## begin

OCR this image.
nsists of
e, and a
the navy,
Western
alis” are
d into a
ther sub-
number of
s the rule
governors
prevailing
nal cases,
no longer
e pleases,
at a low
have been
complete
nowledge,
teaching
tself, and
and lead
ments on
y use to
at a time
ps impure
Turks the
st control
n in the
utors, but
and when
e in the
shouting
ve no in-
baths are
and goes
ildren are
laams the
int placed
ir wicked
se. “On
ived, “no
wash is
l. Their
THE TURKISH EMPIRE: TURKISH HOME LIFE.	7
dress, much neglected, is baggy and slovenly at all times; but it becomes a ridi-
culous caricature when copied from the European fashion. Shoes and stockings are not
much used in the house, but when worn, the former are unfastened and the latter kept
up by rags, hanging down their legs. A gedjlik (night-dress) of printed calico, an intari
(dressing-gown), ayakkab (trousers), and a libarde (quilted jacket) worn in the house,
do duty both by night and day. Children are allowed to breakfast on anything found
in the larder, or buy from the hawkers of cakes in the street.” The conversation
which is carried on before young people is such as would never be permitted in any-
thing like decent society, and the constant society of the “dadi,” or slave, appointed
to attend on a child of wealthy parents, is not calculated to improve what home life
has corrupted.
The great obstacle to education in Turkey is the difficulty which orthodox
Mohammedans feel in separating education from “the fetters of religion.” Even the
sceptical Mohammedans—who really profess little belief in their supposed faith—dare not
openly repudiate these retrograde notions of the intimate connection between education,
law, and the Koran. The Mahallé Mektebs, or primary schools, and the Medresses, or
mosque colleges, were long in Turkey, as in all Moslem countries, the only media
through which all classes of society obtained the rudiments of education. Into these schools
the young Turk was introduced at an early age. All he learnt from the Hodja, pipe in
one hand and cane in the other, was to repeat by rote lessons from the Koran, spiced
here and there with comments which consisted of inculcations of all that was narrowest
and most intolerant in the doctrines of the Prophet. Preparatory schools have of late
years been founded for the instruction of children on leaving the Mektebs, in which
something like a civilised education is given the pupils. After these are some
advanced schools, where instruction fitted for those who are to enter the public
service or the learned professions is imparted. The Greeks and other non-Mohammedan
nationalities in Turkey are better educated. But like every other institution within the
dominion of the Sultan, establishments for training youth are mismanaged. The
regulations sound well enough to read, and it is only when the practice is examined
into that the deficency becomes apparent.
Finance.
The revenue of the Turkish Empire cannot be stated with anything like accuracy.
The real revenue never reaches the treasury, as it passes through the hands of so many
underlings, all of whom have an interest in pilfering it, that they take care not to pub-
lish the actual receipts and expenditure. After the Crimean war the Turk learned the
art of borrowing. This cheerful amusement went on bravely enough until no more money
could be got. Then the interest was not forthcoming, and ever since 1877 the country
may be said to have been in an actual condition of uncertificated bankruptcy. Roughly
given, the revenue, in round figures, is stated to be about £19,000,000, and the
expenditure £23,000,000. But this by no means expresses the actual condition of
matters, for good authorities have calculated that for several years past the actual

## end

From the listing above, copy out each line where the word "never" appears.

FINISHED EXERCISE »
which is carried on before young people is such as would never be permitted in any-
The real revenue never reaches the treasury, as it passes through the hands of so many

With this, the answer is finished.